# EXTRACTED INFORMATION
==*==
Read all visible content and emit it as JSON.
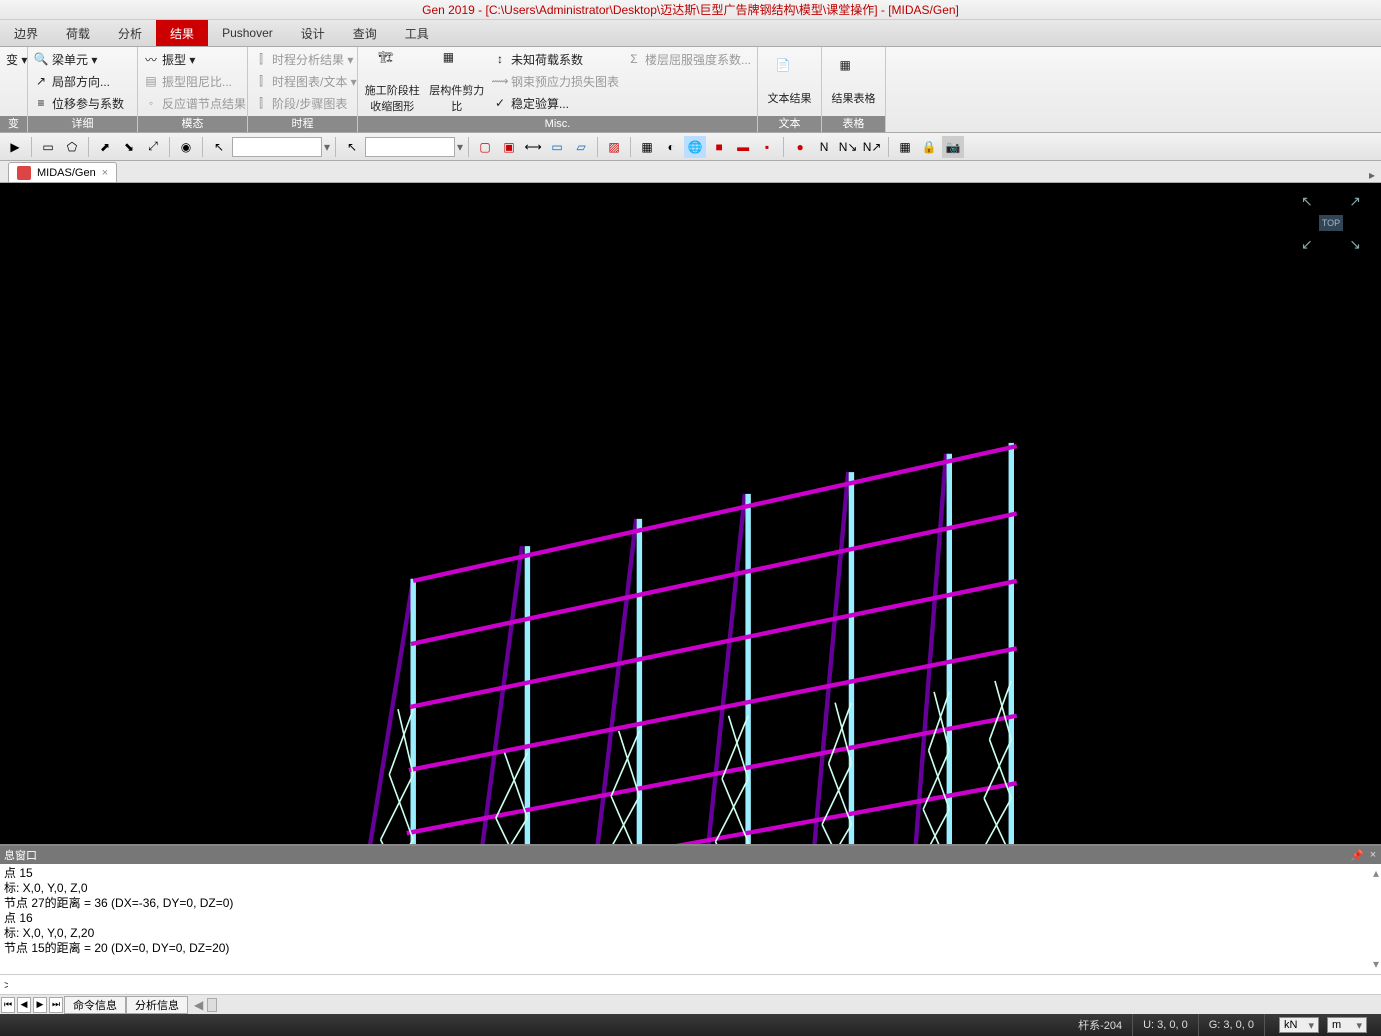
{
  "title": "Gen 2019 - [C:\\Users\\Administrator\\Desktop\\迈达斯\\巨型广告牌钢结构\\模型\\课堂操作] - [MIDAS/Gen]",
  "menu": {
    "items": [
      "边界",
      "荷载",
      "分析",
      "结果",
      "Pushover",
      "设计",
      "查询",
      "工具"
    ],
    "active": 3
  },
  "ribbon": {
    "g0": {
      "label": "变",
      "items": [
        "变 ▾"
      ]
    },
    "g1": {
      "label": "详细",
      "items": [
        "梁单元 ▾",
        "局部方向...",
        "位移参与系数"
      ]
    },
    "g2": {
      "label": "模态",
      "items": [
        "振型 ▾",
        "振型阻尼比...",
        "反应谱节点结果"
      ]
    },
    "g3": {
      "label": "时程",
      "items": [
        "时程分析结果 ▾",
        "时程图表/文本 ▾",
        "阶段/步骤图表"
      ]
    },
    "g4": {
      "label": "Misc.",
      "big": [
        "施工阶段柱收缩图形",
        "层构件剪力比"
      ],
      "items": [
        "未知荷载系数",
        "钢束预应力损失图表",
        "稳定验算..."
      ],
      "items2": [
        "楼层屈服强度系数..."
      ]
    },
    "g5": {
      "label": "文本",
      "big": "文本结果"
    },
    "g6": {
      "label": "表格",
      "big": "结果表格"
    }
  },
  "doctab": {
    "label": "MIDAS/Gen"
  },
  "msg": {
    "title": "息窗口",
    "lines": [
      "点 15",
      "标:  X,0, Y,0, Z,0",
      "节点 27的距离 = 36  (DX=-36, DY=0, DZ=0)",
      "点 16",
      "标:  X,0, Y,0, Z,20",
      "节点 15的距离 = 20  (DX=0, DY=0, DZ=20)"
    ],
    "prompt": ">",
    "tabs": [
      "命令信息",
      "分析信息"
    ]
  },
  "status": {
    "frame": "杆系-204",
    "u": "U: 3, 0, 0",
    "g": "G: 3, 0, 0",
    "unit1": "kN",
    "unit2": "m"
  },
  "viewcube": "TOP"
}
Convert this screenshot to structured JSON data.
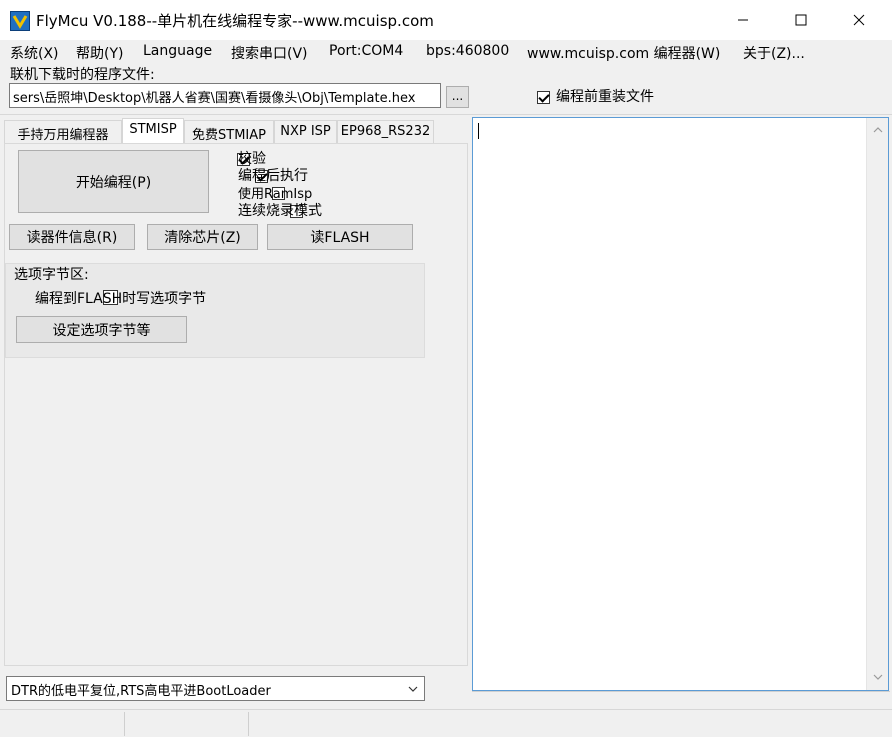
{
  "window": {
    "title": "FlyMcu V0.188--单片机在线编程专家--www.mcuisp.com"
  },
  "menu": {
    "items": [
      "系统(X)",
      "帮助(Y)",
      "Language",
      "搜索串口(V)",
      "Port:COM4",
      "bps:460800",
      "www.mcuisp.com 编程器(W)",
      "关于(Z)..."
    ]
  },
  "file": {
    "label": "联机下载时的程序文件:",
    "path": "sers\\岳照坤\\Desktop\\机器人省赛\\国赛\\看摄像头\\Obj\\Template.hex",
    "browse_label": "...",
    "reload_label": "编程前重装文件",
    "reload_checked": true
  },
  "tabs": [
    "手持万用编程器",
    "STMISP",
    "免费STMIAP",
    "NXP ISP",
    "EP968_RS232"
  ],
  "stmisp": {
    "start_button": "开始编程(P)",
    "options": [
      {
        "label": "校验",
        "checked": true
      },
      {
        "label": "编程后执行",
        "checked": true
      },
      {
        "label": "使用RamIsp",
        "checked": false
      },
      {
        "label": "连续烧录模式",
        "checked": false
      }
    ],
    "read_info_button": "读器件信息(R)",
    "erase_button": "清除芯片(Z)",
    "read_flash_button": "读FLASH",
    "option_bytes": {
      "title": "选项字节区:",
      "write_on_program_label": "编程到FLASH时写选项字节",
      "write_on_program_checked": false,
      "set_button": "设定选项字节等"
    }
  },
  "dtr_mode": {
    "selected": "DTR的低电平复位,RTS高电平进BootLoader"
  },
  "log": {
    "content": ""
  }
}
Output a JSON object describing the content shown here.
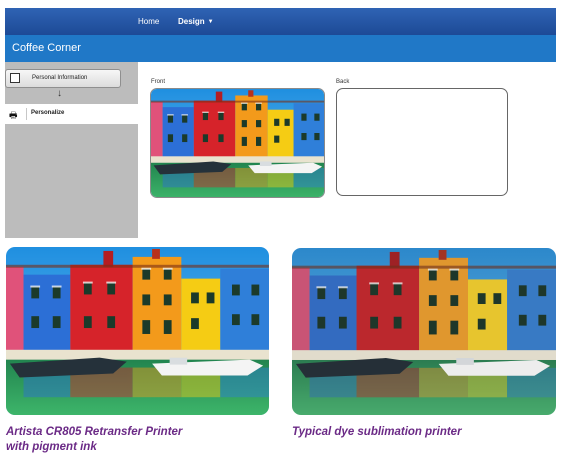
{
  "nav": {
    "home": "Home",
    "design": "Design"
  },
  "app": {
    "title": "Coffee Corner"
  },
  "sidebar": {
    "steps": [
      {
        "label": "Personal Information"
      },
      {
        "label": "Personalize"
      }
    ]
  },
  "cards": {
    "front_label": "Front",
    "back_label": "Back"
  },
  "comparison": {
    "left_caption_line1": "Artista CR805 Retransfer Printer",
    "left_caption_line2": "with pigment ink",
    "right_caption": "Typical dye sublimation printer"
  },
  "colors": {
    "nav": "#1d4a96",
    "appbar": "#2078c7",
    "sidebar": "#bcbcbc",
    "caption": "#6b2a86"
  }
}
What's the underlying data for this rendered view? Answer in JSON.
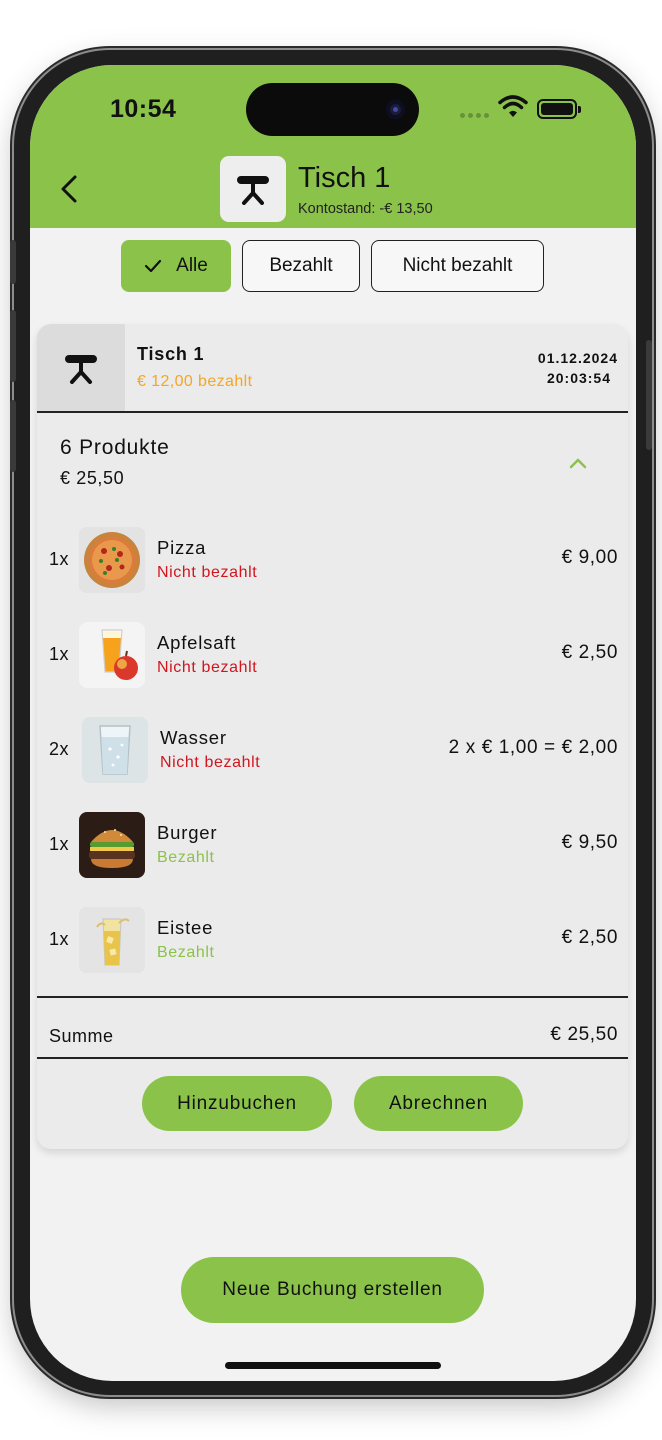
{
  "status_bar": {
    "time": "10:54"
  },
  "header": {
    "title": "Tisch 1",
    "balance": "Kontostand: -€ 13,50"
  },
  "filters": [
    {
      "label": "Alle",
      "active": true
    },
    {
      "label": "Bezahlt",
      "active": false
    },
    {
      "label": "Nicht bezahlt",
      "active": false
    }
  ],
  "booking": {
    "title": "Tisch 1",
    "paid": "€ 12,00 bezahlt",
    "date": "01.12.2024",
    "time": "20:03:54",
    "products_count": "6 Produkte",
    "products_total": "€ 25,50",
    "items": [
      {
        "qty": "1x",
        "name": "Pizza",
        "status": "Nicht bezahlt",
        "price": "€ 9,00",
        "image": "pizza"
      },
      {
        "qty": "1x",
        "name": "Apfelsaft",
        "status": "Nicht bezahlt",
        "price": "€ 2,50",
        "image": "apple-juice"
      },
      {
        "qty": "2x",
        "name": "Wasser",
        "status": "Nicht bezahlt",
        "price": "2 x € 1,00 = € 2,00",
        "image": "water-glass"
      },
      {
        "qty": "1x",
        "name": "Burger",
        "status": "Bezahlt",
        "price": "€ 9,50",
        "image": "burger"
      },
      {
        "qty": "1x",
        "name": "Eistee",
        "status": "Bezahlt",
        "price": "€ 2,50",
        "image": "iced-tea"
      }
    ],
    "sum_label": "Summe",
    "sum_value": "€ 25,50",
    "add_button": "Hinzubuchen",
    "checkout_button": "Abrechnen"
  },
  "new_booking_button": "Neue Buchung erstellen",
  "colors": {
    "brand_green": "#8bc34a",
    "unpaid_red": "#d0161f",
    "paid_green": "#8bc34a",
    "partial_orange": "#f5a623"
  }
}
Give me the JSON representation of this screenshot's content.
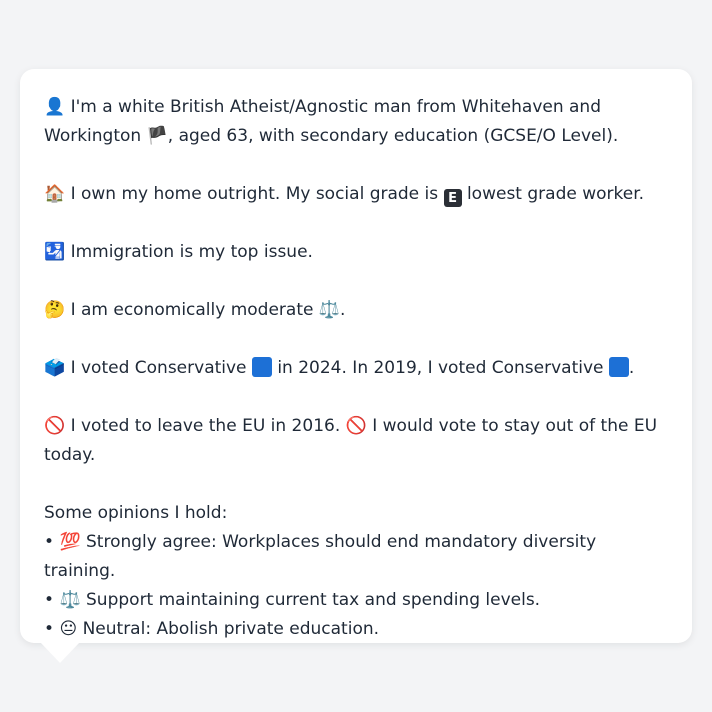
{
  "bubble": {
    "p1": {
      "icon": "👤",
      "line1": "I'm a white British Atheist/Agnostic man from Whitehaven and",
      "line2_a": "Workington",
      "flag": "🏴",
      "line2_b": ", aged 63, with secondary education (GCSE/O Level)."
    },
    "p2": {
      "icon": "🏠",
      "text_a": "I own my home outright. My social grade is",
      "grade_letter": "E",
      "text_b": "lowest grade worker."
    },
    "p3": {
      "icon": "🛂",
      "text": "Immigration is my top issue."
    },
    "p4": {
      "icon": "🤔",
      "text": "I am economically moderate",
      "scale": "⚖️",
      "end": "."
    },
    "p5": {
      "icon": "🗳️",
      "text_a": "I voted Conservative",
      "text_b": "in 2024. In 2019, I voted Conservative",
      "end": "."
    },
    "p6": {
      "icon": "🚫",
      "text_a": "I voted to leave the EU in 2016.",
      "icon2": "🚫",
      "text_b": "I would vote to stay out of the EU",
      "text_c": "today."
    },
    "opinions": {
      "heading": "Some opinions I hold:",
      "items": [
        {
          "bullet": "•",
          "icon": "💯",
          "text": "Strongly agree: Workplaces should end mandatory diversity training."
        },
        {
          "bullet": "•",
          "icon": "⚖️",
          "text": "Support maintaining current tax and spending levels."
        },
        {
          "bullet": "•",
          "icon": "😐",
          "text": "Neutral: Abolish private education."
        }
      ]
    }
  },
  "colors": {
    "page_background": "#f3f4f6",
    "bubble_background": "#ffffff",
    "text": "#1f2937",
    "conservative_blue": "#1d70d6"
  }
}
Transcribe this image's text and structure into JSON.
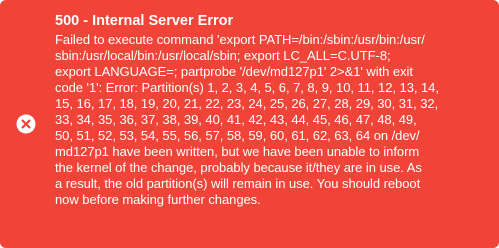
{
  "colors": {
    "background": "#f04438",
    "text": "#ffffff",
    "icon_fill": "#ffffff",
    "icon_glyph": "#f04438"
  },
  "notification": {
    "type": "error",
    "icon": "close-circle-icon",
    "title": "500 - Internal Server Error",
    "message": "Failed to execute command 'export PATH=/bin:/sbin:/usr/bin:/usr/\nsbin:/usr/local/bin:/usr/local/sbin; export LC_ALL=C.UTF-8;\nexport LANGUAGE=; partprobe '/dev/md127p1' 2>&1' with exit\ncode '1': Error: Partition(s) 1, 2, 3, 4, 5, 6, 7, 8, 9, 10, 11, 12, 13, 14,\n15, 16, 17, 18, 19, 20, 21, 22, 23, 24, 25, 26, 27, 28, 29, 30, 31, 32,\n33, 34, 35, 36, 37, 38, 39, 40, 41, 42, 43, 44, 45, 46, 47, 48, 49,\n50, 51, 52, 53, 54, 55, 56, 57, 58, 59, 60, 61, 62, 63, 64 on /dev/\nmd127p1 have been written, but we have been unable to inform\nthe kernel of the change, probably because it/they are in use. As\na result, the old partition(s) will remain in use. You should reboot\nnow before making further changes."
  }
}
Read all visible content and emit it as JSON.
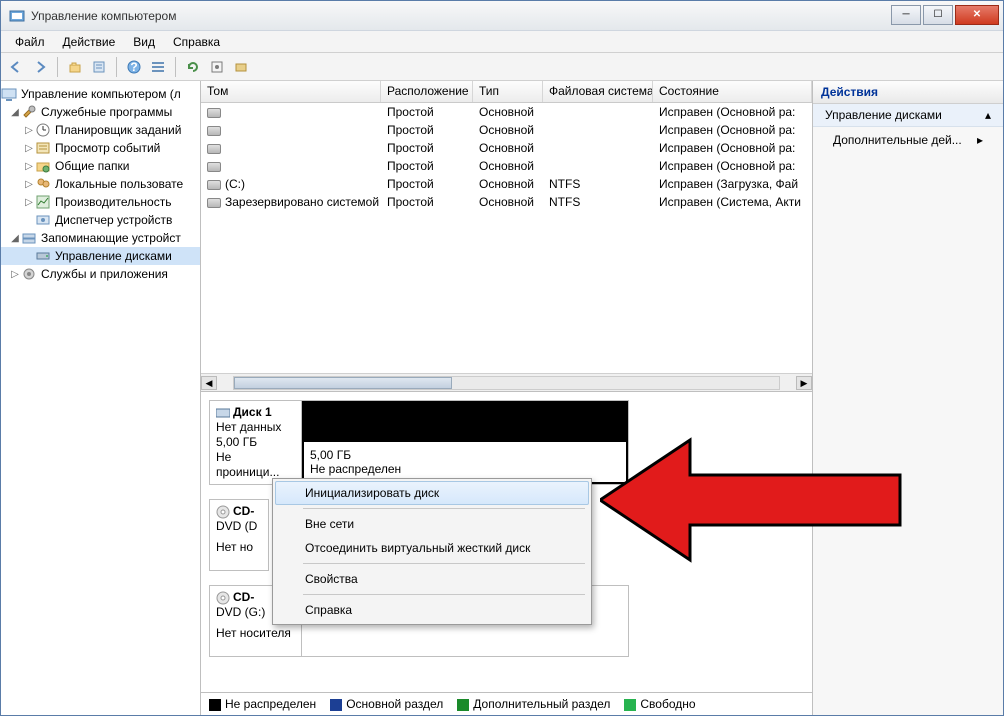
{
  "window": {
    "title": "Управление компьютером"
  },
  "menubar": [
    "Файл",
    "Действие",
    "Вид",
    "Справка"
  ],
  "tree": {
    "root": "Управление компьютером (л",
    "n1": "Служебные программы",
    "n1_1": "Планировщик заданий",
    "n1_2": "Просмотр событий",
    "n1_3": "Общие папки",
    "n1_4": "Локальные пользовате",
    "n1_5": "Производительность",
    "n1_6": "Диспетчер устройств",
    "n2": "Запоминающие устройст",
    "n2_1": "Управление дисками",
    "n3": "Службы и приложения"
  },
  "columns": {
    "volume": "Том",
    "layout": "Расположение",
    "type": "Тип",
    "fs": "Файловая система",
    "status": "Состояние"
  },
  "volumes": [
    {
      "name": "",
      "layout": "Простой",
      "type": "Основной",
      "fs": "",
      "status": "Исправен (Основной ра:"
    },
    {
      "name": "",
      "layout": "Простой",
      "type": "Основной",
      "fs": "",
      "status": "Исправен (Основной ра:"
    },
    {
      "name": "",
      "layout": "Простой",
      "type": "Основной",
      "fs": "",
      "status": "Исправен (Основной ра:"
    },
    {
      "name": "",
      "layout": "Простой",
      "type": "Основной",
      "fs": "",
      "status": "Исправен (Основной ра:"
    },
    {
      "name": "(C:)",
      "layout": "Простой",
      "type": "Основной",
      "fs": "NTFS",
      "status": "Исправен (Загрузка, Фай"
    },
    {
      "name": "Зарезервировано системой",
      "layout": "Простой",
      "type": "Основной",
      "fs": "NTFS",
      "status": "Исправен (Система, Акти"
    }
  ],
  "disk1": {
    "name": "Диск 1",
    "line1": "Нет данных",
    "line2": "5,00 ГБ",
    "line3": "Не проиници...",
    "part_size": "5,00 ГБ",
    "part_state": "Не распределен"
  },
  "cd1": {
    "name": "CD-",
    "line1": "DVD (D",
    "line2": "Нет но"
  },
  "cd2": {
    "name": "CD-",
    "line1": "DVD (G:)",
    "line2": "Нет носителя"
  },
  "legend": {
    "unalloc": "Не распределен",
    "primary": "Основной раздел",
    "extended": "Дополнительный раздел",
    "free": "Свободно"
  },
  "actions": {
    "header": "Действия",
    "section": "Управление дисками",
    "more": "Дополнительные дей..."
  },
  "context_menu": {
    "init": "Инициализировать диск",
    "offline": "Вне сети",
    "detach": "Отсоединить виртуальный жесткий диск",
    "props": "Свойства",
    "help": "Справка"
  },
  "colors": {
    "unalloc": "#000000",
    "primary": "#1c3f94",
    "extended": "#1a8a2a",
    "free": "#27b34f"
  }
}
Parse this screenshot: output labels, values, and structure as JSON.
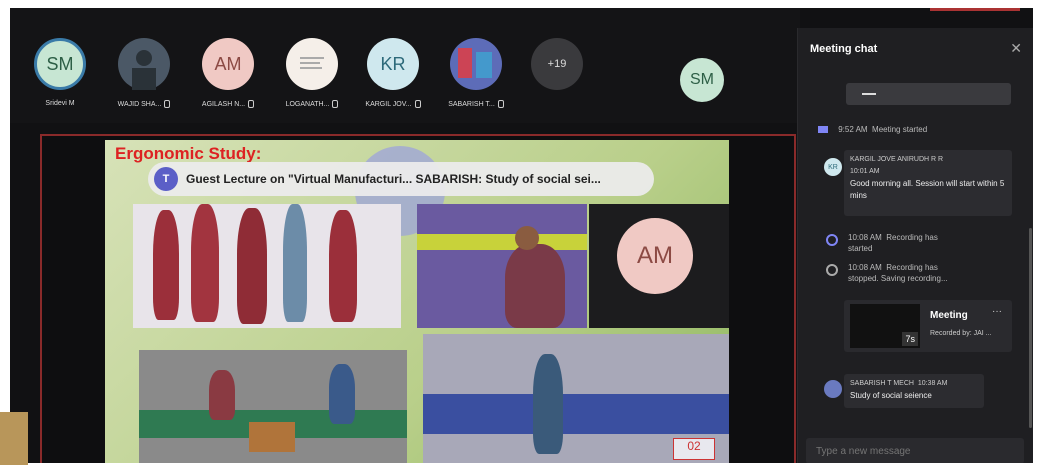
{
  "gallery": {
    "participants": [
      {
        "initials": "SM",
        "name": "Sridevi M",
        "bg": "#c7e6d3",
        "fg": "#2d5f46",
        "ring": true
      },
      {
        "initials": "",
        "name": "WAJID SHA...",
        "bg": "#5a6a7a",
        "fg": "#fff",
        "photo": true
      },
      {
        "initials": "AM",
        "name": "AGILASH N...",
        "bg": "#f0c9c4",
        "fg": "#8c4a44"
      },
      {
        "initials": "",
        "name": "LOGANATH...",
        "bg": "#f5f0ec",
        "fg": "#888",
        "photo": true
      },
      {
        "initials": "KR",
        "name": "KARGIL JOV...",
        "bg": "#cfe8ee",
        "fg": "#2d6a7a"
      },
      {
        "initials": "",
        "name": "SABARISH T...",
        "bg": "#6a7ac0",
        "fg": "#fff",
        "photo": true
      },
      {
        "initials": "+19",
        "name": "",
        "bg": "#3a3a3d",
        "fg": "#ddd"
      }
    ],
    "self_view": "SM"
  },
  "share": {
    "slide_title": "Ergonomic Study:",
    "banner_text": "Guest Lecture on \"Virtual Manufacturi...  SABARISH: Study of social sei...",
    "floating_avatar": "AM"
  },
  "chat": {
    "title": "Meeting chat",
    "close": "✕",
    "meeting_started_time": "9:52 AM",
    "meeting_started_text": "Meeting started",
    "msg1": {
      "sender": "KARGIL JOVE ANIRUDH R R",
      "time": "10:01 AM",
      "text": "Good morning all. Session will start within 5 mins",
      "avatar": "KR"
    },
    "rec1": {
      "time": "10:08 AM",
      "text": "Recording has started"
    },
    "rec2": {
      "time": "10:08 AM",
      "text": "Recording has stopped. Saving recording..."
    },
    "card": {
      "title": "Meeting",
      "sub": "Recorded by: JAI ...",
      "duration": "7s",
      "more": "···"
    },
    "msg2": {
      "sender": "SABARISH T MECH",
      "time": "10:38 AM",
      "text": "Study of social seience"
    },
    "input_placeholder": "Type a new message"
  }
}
==*==
In the listing above, count each line that holds the string "Recording". Give the number only.

2